* [Your goal]:
When you retype the records that follow, keep each word as it is and drop any pictures.

* [Source information]:
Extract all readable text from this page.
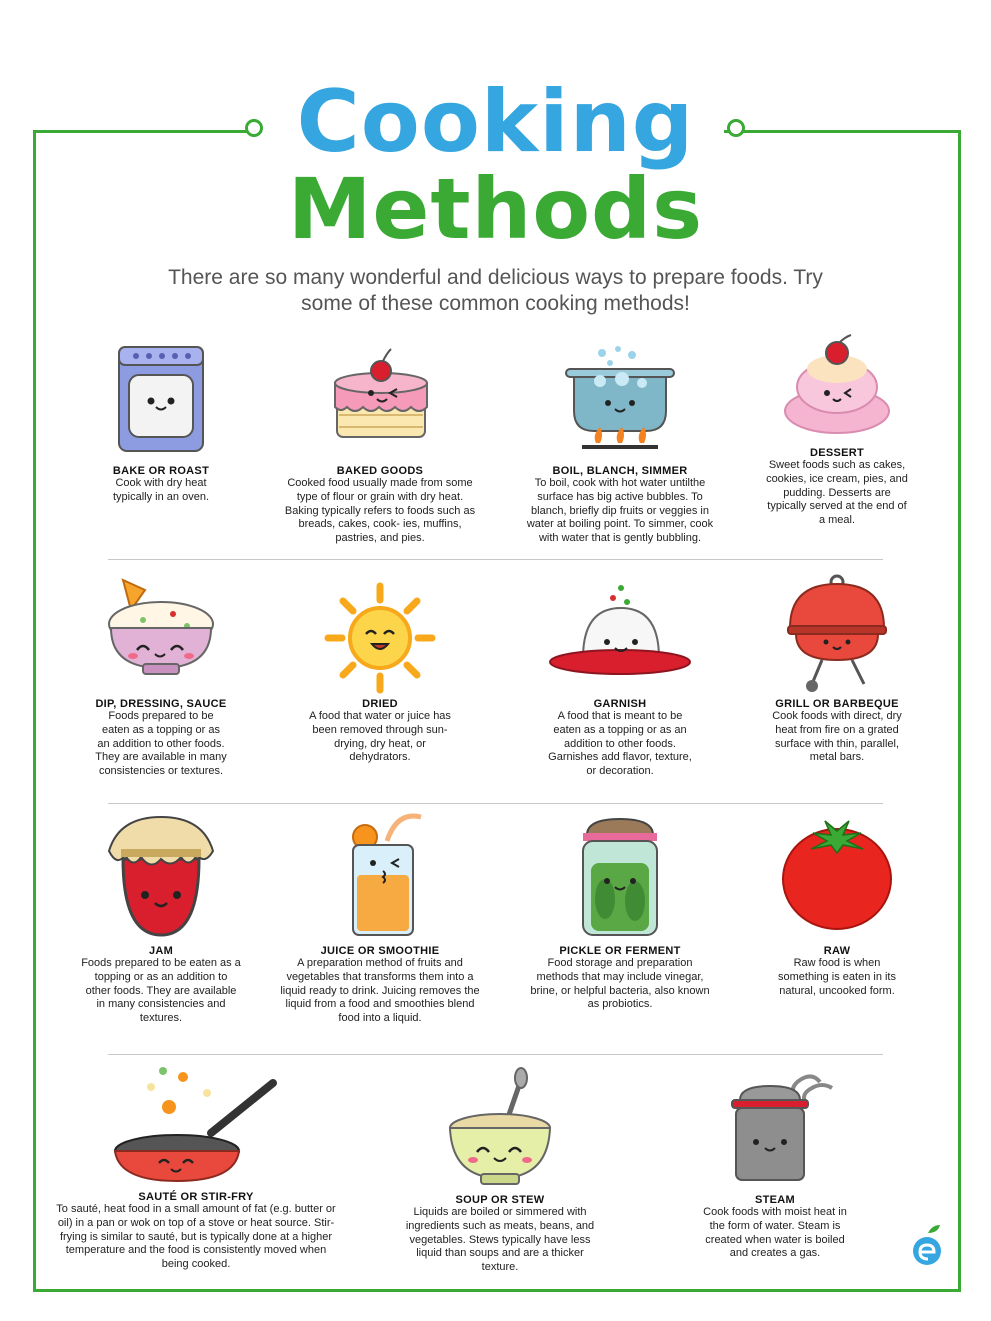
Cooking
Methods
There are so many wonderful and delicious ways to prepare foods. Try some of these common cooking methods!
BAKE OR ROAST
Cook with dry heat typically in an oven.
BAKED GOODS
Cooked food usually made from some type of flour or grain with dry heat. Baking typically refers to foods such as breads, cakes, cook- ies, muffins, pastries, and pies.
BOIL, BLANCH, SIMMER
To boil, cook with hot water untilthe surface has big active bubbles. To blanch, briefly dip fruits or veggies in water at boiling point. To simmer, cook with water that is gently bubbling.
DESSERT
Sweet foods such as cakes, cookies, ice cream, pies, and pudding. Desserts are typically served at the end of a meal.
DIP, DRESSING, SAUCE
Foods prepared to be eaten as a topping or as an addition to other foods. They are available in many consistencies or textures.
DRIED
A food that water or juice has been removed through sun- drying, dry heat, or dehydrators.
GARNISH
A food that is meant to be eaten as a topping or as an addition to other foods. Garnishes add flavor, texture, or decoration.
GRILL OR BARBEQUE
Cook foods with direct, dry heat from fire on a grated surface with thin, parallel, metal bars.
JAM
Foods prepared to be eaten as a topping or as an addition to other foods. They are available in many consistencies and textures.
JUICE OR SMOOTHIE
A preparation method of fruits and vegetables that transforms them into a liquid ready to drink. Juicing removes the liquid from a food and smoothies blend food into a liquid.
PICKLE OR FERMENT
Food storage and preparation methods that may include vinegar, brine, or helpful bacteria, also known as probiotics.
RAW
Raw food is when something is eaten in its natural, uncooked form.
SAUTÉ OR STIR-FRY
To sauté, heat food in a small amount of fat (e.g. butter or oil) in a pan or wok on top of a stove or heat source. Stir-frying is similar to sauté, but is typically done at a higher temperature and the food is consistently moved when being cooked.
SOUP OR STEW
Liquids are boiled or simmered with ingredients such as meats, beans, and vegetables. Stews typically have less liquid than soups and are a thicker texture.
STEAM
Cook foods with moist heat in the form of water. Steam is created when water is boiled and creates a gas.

* [Task output]:
Extract all readable text from this page.
Cooking
Methods
There are so many wonderful and delicious ways to prepare foods. Try some of these common cooking methods!
BAKE OR ROAST
Cook with dry heat typically in an oven.
BAKED GOODS
Cooked food usually made from some type of flour or grain with dry heat. Baking typically refers to foods such as breads, cakes, cook- ies, muffins, pastries, and pies.
BOIL, BLANCH, SIMMER
To boil, cook with hot water untilthe surface has big active bubbles. To blanch, briefly dip fruits or veggies in water at boiling point. To simmer, cook with water that is gently bubbling.
DESSERT
Sweet foods such as cakes, cookies, ice cream, pies, and pudding. Desserts are typically served at the end of a meal.
DIP, DRESSING, SAUCE
Foods prepared to be eaten as a topping or as an addition to other foods. They are available in many consistencies or textures.
DRIED
A food that water or juice has been removed through sun- drying, dry heat, or dehydrators.
GARNISH
A food that is meant to be eaten as a topping or as an addition to other foods. Garnishes add flavor, texture, or decoration.
GRILL OR BARBEQUE
Cook foods with direct, dry heat from fire on a grated surface with thin, parallel, metal bars.
JAM
Foods prepared to be eaten as a topping or as an addition to other foods. They are available in many consistencies and textures.
JUICE OR SMOOTHIE
A preparation method of fruits and vegetables that transforms them into a liquid ready to drink. Juicing removes the liquid from a food and smoothies blend food into a liquid.
PICKLE OR FERMENT
Food storage and preparation methods that may include vinegar, brine, or helpful bacteria, also known as probiotics.
RAW
Raw food is when something is eaten in its natural, uncooked form.
SAUTÉ OR STIR-FRY
To sauté, heat food in a small amount of fat (e.g. butter or oil) in a pan or wok on top of a stove or heat source. Stir-frying is similar to sauté, but is typically done at a higher temperature and the food is consistently moved when being cooked.
SOUP OR STEW
Liquids are boiled or simmered with ingredients such as meats, beans, and vegetables. Stews typically have less liquid than soups and are a thicker texture.
STEAM
Cook foods with moist heat in the form of water. Steam is created when water is boiled and creates a gas.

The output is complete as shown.